[Source data]
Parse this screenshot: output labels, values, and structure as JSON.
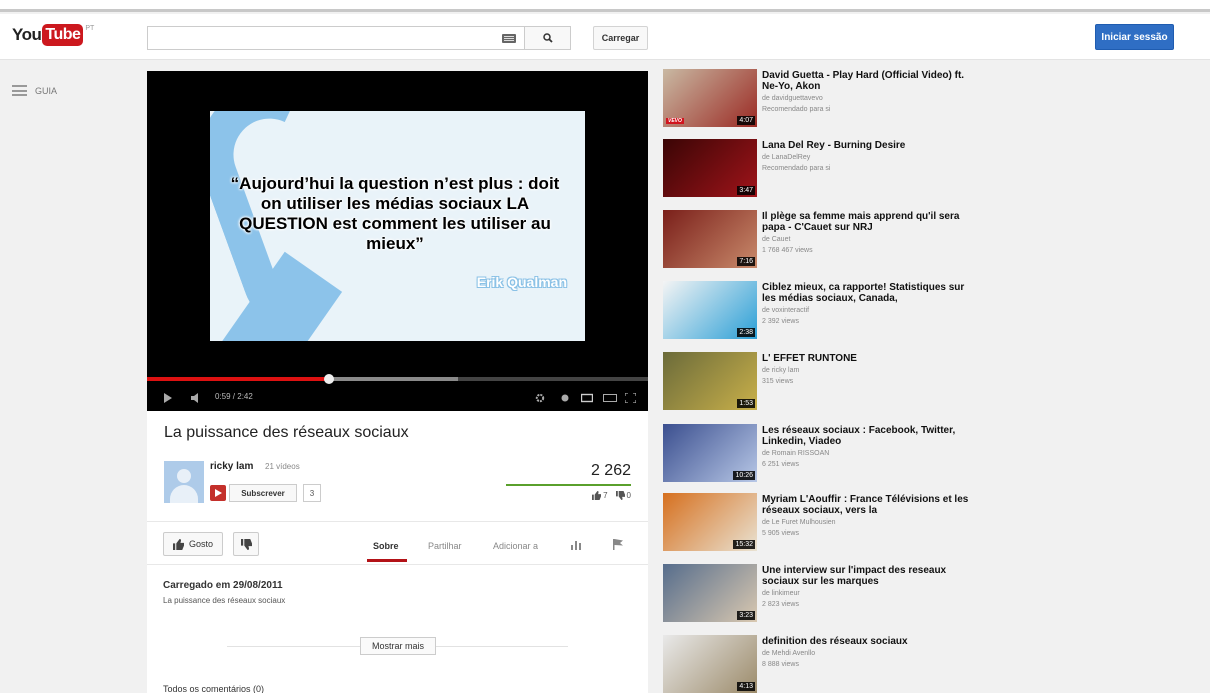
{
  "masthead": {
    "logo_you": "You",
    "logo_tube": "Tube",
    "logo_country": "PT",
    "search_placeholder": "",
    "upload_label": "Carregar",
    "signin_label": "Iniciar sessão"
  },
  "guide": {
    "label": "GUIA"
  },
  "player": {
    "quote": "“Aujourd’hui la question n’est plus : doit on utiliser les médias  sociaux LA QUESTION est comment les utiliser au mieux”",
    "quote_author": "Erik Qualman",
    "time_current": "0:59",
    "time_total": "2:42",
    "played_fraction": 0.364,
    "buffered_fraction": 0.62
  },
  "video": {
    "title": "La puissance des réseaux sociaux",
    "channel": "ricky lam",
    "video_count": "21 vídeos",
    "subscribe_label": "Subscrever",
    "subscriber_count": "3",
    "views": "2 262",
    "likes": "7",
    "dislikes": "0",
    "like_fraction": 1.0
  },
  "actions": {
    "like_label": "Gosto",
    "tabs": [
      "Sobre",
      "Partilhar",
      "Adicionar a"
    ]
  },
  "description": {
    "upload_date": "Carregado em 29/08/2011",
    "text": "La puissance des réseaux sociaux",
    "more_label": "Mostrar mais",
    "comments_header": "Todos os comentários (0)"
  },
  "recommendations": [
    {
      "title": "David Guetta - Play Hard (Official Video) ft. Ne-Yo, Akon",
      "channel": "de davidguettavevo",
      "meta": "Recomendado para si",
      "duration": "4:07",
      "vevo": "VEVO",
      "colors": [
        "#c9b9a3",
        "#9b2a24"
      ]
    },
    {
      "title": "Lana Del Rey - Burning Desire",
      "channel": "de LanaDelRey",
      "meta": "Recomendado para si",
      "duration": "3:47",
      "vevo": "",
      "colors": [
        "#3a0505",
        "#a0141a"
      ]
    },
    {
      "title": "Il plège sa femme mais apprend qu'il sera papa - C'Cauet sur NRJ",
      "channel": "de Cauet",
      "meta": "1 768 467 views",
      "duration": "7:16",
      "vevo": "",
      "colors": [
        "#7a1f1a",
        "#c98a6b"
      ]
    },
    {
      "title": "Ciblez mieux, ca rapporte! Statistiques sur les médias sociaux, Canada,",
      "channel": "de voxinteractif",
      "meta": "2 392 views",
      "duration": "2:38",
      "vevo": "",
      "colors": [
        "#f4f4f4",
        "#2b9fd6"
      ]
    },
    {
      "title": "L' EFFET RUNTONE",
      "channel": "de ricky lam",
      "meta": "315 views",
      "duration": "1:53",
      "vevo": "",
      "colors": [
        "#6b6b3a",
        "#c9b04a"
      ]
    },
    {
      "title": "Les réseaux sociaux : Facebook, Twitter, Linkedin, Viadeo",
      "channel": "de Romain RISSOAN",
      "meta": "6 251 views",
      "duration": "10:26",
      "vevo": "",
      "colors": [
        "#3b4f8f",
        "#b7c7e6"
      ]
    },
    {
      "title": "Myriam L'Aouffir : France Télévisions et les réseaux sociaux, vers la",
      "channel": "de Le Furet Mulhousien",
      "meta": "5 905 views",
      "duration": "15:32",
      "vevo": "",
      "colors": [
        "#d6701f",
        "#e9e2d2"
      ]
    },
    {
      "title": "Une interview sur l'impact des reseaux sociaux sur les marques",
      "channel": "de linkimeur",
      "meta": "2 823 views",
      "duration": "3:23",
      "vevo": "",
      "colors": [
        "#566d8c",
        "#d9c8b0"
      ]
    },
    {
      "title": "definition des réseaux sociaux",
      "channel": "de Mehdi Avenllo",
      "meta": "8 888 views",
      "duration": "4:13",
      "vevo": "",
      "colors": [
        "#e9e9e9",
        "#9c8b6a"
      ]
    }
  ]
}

TO BE DONE —
Quote every record above exactly, leaving out any pictures.

COMPLETED EXERCISE —
Parse this screenshot: output labels, values, and structure as JSON.
{
  "masthead": {
    "logo_you": "You",
    "logo_tube": "Tube",
    "logo_country": "PT",
    "search_placeholder": "",
    "upload_label": "Carregar",
    "signin_label": "Iniciar sessão"
  },
  "guide": {
    "label": "GUIA"
  },
  "player": {
    "quote": "“Aujourd’hui la question n’est plus : doit on utiliser les médias  sociaux LA QUESTION est comment les utiliser au mieux”",
    "quote_author": "Erik Qualman",
    "time_current": "0:59",
    "time_total": "2:42",
    "played_fraction": 0.364,
    "buffered_fraction": 0.62
  },
  "video": {
    "title": "La puissance des réseaux sociaux",
    "channel": "ricky lam",
    "video_count": "21 vídeos",
    "subscribe_label": "Subscrever",
    "subscriber_count": "3",
    "views": "2 262",
    "likes": "7",
    "dislikes": "0",
    "like_fraction": 1.0
  },
  "actions": {
    "like_label": "Gosto",
    "tabs": [
      "Sobre",
      "Partilhar",
      "Adicionar a"
    ]
  },
  "description": {
    "upload_date": "Carregado em 29/08/2011",
    "text": "La puissance des réseaux sociaux",
    "more_label": "Mostrar mais",
    "comments_header": "Todos os comentários (0)"
  },
  "recommendations": [
    {
      "title": "David Guetta - Play Hard (Official Video) ft. Ne-Yo, Akon",
      "channel": "de davidguettavevo",
      "meta": "Recomendado para si",
      "duration": "4:07",
      "vevo": "VEVO",
      "colors": [
        "#c9b9a3",
        "#9b2a24"
      ]
    },
    {
      "title": "Lana Del Rey - Burning Desire",
      "channel": "de LanaDelRey",
      "meta": "Recomendado para si",
      "duration": "3:47",
      "vevo": "",
      "colors": [
        "#3a0505",
        "#a0141a"
      ]
    },
    {
      "title": "Il plège sa femme mais apprend qu'il sera papa - C'Cauet sur NRJ",
      "channel": "de Cauet",
      "meta": "1 768 467 views",
      "duration": "7:16",
      "vevo": "",
      "colors": [
        "#7a1f1a",
        "#c98a6b"
      ]
    },
    {
      "title": "Ciblez mieux, ca rapporte! Statistiques sur les médias sociaux, Canada,",
      "channel": "de voxinteractif",
      "meta": "2 392 views",
      "duration": "2:38",
      "vevo": "",
      "colors": [
        "#f4f4f4",
        "#2b9fd6"
      ]
    },
    {
      "title": "L' EFFET RUNTONE",
      "channel": "de ricky lam",
      "meta": "315 views",
      "duration": "1:53",
      "vevo": "",
      "colors": [
        "#6b6b3a",
        "#c9b04a"
      ]
    },
    {
      "title": "Les réseaux sociaux : Facebook, Twitter, Linkedin, Viadeo",
      "channel": "de Romain RISSOAN",
      "meta": "6 251 views",
      "duration": "10:26",
      "vevo": "",
      "colors": [
        "#3b4f8f",
        "#b7c7e6"
      ]
    },
    {
      "title": "Myriam L'Aouffir : France Télévisions et les réseaux sociaux, vers la",
      "channel": "de Le Furet Mulhousien",
      "meta": "5 905 views",
      "duration": "15:32",
      "vevo": "",
      "colors": [
        "#d6701f",
        "#e9e2d2"
      ]
    },
    {
      "title": "Une interview sur l'impact des reseaux sociaux sur les marques",
      "channel": "de linkimeur",
      "meta": "2 823 views",
      "duration": "3:23",
      "vevo": "",
      "colors": [
        "#566d8c",
        "#d9c8b0"
      ]
    },
    {
      "title": "definition des réseaux sociaux",
      "channel": "de Mehdi Avenllo",
      "meta": "8 888 views",
      "duration": "4:13",
      "vevo": "",
      "colors": [
        "#e9e9e9",
        "#9c8b6a"
      ]
    }
  ]
}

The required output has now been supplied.